-- start --

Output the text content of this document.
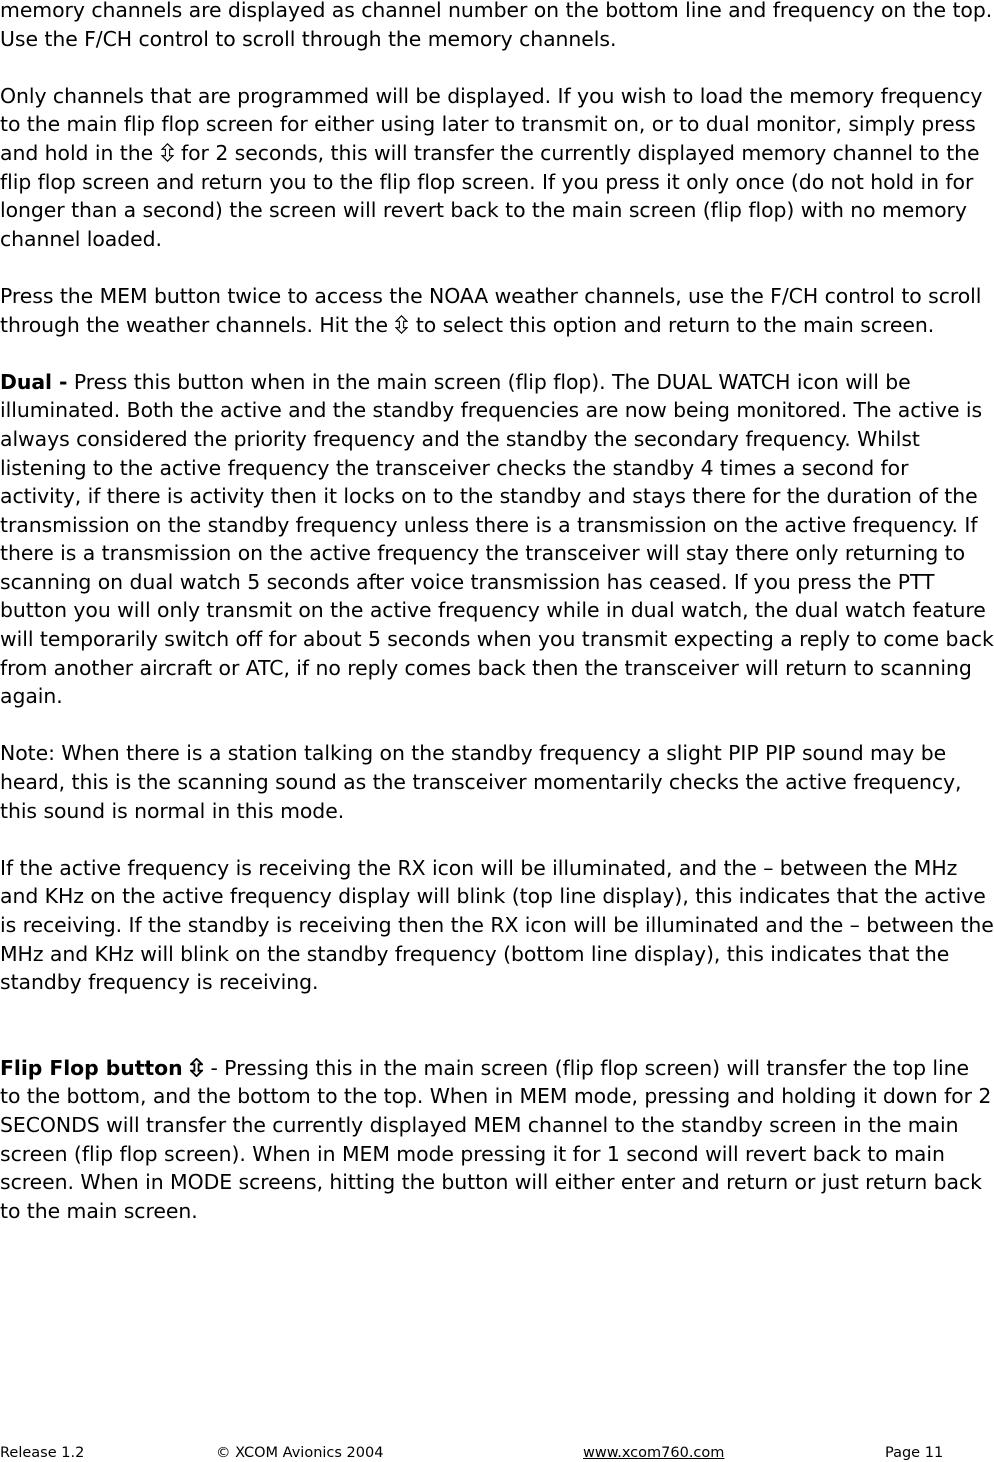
memory channels are displayed as channel number on the bottom line and frequency on the top. Use the F/CH control to scroll through the memory channels.

Only channels that are programmed will be displayed. If you wish to load the memory frequency to the main flip flop screen for either using later to transmit on, or to dual monitor, simply press and hold in the for 2 seconds, this will transfer the currently displayed memory channel to the flip flop screen and return you to the flip flop screen. If you press it only once (do not hold in for longer than a second) the screen will revert back to the main screen (flip flop) with no memory channel loaded.

Press the MEM button twice to access the NOAA weather channels, use the F/CH control to scroll through the weather channels. Hit the to select this option and return to the main screen.

Dual - Press this button when in the main screen (flip flop). The DUAL WATCH icon will be illuminated. Both the active and the standby frequencies are now being monitored. The active is always considered the priority frequency and the standby the secondary frequency. Whilst listening to the active frequency the transceiver checks the standby 4 times a second for activity, if there is activity then it locks on to the standby and stays there for the duration of the transmission on the standby frequency unless there is a transmission on the active frequency. If there is a transmission on the active frequency the transceiver will stay there only returning to scanning on dual watch 5 seconds after voice transmission has ceased. If you press the PTT button you will only transmit on the active frequency while in dual watch, the dual watch feature will temporarily switch off for about 5 seconds when you transmit expecting a reply to come back from another aircraft or ATC, if no reply comes back then the transceiver will return to scanning again.

Note: When there is a station talking on the standby frequency a slight PIP PIP sound may be heard, this is the scanning sound as the transceiver momentarily checks the active frequency, this sound is normal in this mode.

If the active frequency is receiving the RX icon will be illuminated, and the – between the MHz and KHz on the active frequency display will blink (top line display), this indicates that the active is receiving. If the standby is receiving then the RX icon will be illuminated and the – between the MHz and KHz will blink on the standby frequency (bottom line display), this indicates that the standby frequency is receiving.

Flip Flop button - Pressing this in the main screen (flip flop screen) will transfer the top line to the bottom, and the bottom to the top. When in MEM mode, pressing and holding it down for 2 SECONDS will transfer the currently displayed MEM channel to the standby screen in the main screen (flip flop screen). When in MEM mode pressing it for 1 second will revert back to main screen. When in MODE screens, hitting the button will either enter and return or just return back to the main screen.

Release 1.2	© XCOM Avionics 2004	www.xcom760.com	Page 11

-- end --

**What you should do:** Pull out every line of the records above that contains the word "channels".

**Task answer:**
memory channels are displayed as channel number on the bottom line and frequency on the top. Use the F/CH control to scroll through the memory channels.
Only channels that are programmed will be displayed. If you wish to load the memory frequency to the main flip flop screen for either using later to transmit on, or to dual monitor, simply press and hold in the for 2 seconds, this will transfer the currently displayed memory channel to the flip flop screen and return you to the flip flop screen. If you press it only once (do not hold in for longer than a second) the screen will revert back to the main screen (flip flop) with no memory channel loaded.
Press the MEM button twice to access the NOAA weather channels, use the F/CH control to scroll through the weather channels. Hit the to select this option and return to the main screen.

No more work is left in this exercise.